▶ **Records for the task**:
##########

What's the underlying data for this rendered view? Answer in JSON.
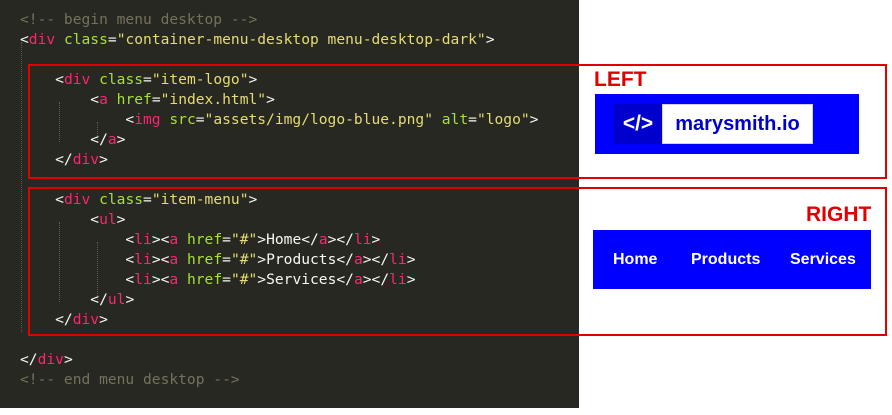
{
  "code_lines": [
    [
      {
        "t": "<!-- begin menu desktop -->",
        "c": "comment"
      }
    ],
    [
      {
        "t": "<",
        "c": "text"
      },
      {
        "t": "div",
        "c": "tag"
      },
      {
        "t": " ",
        "c": "text"
      },
      {
        "t": "class",
        "c": "attr"
      },
      {
        "t": "=",
        "c": "text"
      },
      {
        "t": "\"container-menu-desktop menu-desktop-dark\"",
        "c": "str"
      },
      {
        "t": ">",
        "c": "text"
      }
    ],
    [],
    [
      {
        "t": "    <",
        "c": "text"
      },
      {
        "t": "div",
        "c": "tag"
      },
      {
        "t": " ",
        "c": "text"
      },
      {
        "t": "class",
        "c": "attr"
      },
      {
        "t": "=",
        "c": "text"
      },
      {
        "t": "\"item-logo\"",
        "c": "str"
      },
      {
        "t": ">",
        "c": "text"
      }
    ],
    [
      {
        "t": "        <",
        "c": "text"
      },
      {
        "t": "a",
        "c": "tag"
      },
      {
        "t": " ",
        "c": "text"
      },
      {
        "t": "href",
        "c": "attr"
      },
      {
        "t": "=",
        "c": "text"
      },
      {
        "t": "\"index.html\"",
        "c": "str"
      },
      {
        "t": ">",
        "c": "text"
      }
    ],
    [
      {
        "t": "            <",
        "c": "text"
      },
      {
        "t": "img",
        "c": "tag"
      },
      {
        "t": " ",
        "c": "text"
      },
      {
        "t": "src",
        "c": "attr"
      },
      {
        "t": "=",
        "c": "text"
      },
      {
        "t": "\"assets/img/logo-blue.png\"",
        "c": "str"
      },
      {
        "t": " ",
        "c": "text"
      },
      {
        "t": "alt",
        "c": "attr"
      },
      {
        "t": "=",
        "c": "text"
      },
      {
        "t": "\"logo\"",
        "c": "str"
      },
      {
        "t": ">",
        "c": "text"
      }
    ],
    [
      {
        "t": "        </",
        "c": "text"
      },
      {
        "t": "a",
        "c": "tag"
      },
      {
        "t": ">",
        "c": "text"
      }
    ],
    [
      {
        "t": "    </",
        "c": "text"
      },
      {
        "t": "div",
        "c": "tag"
      },
      {
        "t": ">",
        "c": "text"
      }
    ],
    [],
    [
      {
        "t": "    <",
        "c": "text"
      },
      {
        "t": "div",
        "c": "tag"
      },
      {
        "t": " ",
        "c": "text"
      },
      {
        "t": "class",
        "c": "attr"
      },
      {
        "t": "=",
        "c": "text"
      },
      {
        "t": "\"item-menu\"",
        "c": "str"
      },
      {
        "t": ">",
        "c": "text"
      }
    ],
    [
      {
        "t": "        <",
        "c": "text"
      },
      {
        "t": "ul",
        "c": "tag"
      },
      {
        "t": ">",
        "c": "text"
      }
    ],
    [
      {
        "t": "            <",
        "c": "text"
      },
      {
        "t": "li",
        "c": "tag"
      },
      {
        "t": "><",
        "c": "text"
      },
      {
        "t": "a",
        "c": "tag"
      },
      {
        "t": " ",
        "c": "text"
      },
      {
        "t": "href",
        "c": "attr"
      },
      {
        "t": "=",
        "c": "text"
      },
      {
        "t": "\"#\"",
        "c": "str"
      },
      {
        "t": ">Home</",
        "c": "text"
      },
      {
        "t": "a",
        "c": "tag"
      },
      {
        "t": "></",
        "c": "text"
      },
      {
        "t": "li",
        "c": "tag"
      },
      {
        "t": ">",
        "c": "text"
      }
    ],
    [
      {
        "t": "            <",
        "c": "text"
      },
      {
        "t": "li",
        "c": "tag"
      },
      {
        "t": "><",
        "c": "text"
      },
      {
        "t": "a",
        "c": "tag"
      },
      {
        "t": " ",
        "c": "text"
      },
      {
        "t": "href",
        "c": "attr"
      },
      {
        "t": "=",
        "c": "text"
      },
      {
        "t": "\"#\"",
        "c": "str"
      },
      {
        "t": ">Products</",
        "c": "text"
      },
      {
        "t": "a",
        "c": "tag"
      },
      {
        "t": "></",
        "c": "text"
      },
      {
        "t": "li",
        "c": "tag"
      },
      {
        "t": ">",
        "c": "text"
      }
    ],
    [
      {
        "t": "            <",
        "c": "text"
      },
      {
        "t": "li",
        "c": "tag"
      },
      {
        "t": "><",
        "c": "text"
      },
      {
        "t": "a",
        "c": "tag"
      },
      {
        "t": " ",
        "c": "text"
      },
      {
        "t": "href",
        "c": "attr"
      },
      {
        "t": "=",
        "c": "text"
      },
      {
        "t": "\"#\"",
        "c": "str"
      },
      {
        "t": ">Services</",
        "c": "text"
      },
      {
        "t": "a",
        "c": "tag"
      },
      {
        "t": "></",
        "c": "text"
      },
      {
        "t": "li",
        "c": "tag"
      },
      {
        "t": ">",
        "c": "text"
      }
    ],
    [
      {
        "t": "        </",
        "c": "text"
      },
      {
        "t": "ul",
        "c": "tag"
      },
      {
        "t": ">",
        "c": "text"
      }
    ],
    [
      {
        "t": "    </",
        "c": "text"
      },
      {
        "t": "div",
        "c": "tag"
      },
      {
        "t": ">",
        "c": "text"
      }
    ],
    [],
    [
      {
        "t": "</",
        "c": "text"
      },
      {
        "t": "div",
        "c": "tag"
      },
      {
        "t": ">",
        "c": "text"
      }
    ],
    [
      {
        "t": "<!-- end menu desktop -->",
        "c": "comment"
      }
    ]
  ],
  "annotations": {
    "left_label": "LEFT",
    "right_label": "RIGHT"
  },
  "logo_preview": {
    "icon_glyph": "</>",
    "icon_name": "code-brackets-icon",
    "brand_text": "marysmith.io"
  },
  "menu_preview": {
    "items": [
      {
        "label": "Home"
      },
      {
        "label": "Products"
      },
      {
        "label": "Services"
      }
    ]
  },
  "colors": {
    "editor_bg": "#272822",
    "comment": "#75715e",
    "tag": "#f92672",
    "attribute": "#a6e22e",
    "string": "#e6db74",
    "annotation_red": "#e00000",
    "menu_blue": "#0000ff"
  }
}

##########

▶ **Objective**: Skip the pictures, then retype every line above exactly.

▶ **Written solution**:
What's the underlying data for this rendered view? Answer in JSON.
{
  "code_lines": [
    [
      {
        "t": "<!-- begin menu desktop -->",
        "c": "comment"
      }
    ],
    [
      {
        "t": "<",
        "c": "text"
      },
      {
        "t": "div",
        "c": "tag"
      },
      {
        "t": " ",
        "c": "text"
      },
      {
        "t": "class",
        "c": "attr"
      },
      {
        "t": "=",
        "c": "text"
      },
      {
        "t": "\"container-menu-desktop menu-desktop-dark\"",
        "c": "str"
      },
      {
        "t": ">",
        "c": "text"
      }
    ],
    [],
    [
      {
        "t": "    <",
        "c": "text"
      },
      {
        "t": "div",
        "c": "tag"
      },
      {
        "t": " ",
        "c": "text"
      },
      {
        "t": "class",
        "c": "attr"
      },
      {
        "t": "=",
        "c": "text"
      },
      {
        "t": "\"item-logo\"",
        "c": "str"
      },
      {
        "t": ">",
        "c": "text"
      }
    ],
    [
      {
        "t": "        <",
        "c": "text"
      },
      {
        "t": "a",
        "c": "tag"
      },
      {
        "t": " ",
        "c": "text"
      },
      {
        "t": "href",
        "c": "attr"
      },
      {
        "t": "=",
        "c": "text"
      },
      {
        "t": "\"index.html\"",
        "c": "str"
      },
      {
        "t": ">",
        "c": "text"
      }
    ],
    [
      {
        "t": "            <",
        "c": "text"
      },
      {
        "t": "img",
        "c": "tag"
      },
      {
        "t": " ",
        "c": "text"
      },
      {
        "t": "src",
        "c": "attr"
      },
      {
        "t": "=",
        "c": "text"
      },
      {
        "t": "\"assets/img/logo-blue.png\"",
        "c": "str"
      },
      {
        "t": " ",
        "c": "text"
      },
      {
        "t": "alt",
        "c": "attr"
      },
      {
        "t": "=",
        "c": "text"
      },
      {
        "t": "\"logo\"",
        "c": "str"
      },
      {
        "t": ">",
        "c": "text"
      }
    ],
    [
      {
        "t": "        </",
        "c": "text"
      },
      {
        "t": "a",
        "c": "tag"
      },
      {
        "t": ">",
        "c": "text"
      }
    ],
    [
      {
        "t": "    </",
        "c": "text"
      },
      {
        "t": "div",
        "c": "tag"
      },
      {
        "t": ">",
        "c": "text"
      }
    ],
    [],
    [
      {
        "t": "    <",
        "c": "text"
      },
      {
        "t": "div",
        "c": "tag"
      },
      {
        "t": " ",
        "c": "text"
      },
      {
        "t": "class",
        "c": "attr"
      },
      {
        "t": "=",
        "c": "text"
      },
      {
        "t": "\"item-menu\"",
        "c": "str"
      },
      {
        "t": ">",
        "c": "text"
      }
    ],
    [
      {
        "t": "        <",
        "c": "text"
      },
      {
        "t": "ul",
        "c": "tag"
      },
      {
        "t": ">",
        "c": "text"
      }
    ],
    [
      {
        "t": "            <",
        "c": "text"
      },
      {
        "t": "li",
        "c": "tag"
      },
      {
        "t": "><",
        "c": "text"
      },
      {
        "t": "a",
        "c": "tag"
      },
      {
        "t": " ",
        "c": "text"
      },
      {
        "t": "href",
        "c": "attr"
      },
      {
        "t": "=",
        "c": "text"
      },
      {
        "t": "\"#\"",
        "c": "str"
      },
      {
        "t": ">Home</",
        "c": "text"
      },
      {
        "t": "a",
        "c": "tag"
      },
      {
        "t": "></",
        "c": "text"
      },
      {
        "t": "li",
        "c": "tag"
      },
      {
        "t": ">",
        "c": "text"
      }
    ],
    [
      {
        "t": "            <",
        "c": "text"
      },
      {
        "t": "li",
        "c": "tag"
      },
      {
        "t": "><",
        "c": "text"
      },
      {
        "t": "a",
        "c": "tag"
      },
      {
        "t": " ",
        "c": "text"
      },
      {
        "t": "href",
        "c": "attr"
      },
      {
        "t": "=",
        "c": "text"
      },
      {
        "t": "\"#\"",
        "c": "str"
      },
      {
        "t": ">Products</",
        "c": "text"
      },
      {
        "t": "a",
        "c": "tag"
      },
      {
        "t": "></",
        "c": "text"
      },
      {
        "t": "li",
        "c": "tag"
      },
      {
        "t": ">",
        "c": "text"
      }
    ],
    [
      {
        "t": "            <",
        "c": "text"
      },
      {
        "t": "li",
        "c": "tag"
      },
      {
        "t": "><",
        "c": "text"
      },
      {
        "t": "a",
        "c": "tag"
      },
      {
        "t": " ",
        "c": "text"
      },
      {
        "t": "href",
        "c": "attr"
      },
      {
        "t": "=",
        "c": "text"
      },
      {
        "t": "\"#\"",
        "c": "str"
      },
      {
        "t": ">Services</",
        "c": "text"
      },
      {
        "t": "a",
        "c": "tag"
      },
      {
        "t": "></",
        "c": "text"
      },
      {
        "t": "li",
        "c": "tag"
      },
      {
        "t": ">",
        "c": "text"
      }
    ],
    [
      {
        "t": "        </",
        "c": "text"
      },
      {
        "t": "ul",
        "c": "tag"
      },
      {
        "t": ">",
        "c": "text"
      }
    ],
    [
      {
        "t": "    </",
        "c": "text"
      },
      {
        "t": "div",
        "c": "tag"
      },
      {
        "t": ">",
        "c": "text"
      }
    ],
    [],
    [
      {
        "t": "</",
        "c": "text"
      },
      {
        "t": "div",
        "c": "tag"
      },
      {
        "t": ">",
        "c": "text"
      }
    ],
    [
      {
        "t": "<!-- end menu desktop -->",
        "c": "comment"
      }
    ]
  ],
  "annotations": {
    "left_label": "LEFT",
    "right_label": "RIGHT"
  },
  "logo_preview": {
    "icon_glyph": "</>",
    "icon_name": "code-brackets-icon",
    "brand_text": "marysmith.io"
  },
  "menu_preview": {
    "items": [
      {
        "label": "Home"
      },
      {
        "label": "Products"
      },
      {
        "label": "Services"
      }
    ]
  },
  "colors": {
    "editor_bg": "#272822",
    "comment": "#75715e",
    "tag": "#f92672",
    "attribute": "#a6e22e",
    "string": "#e6db74",
    "annotation_red": "#e00000",
    "menu_blue": "#0000ff"
  }
}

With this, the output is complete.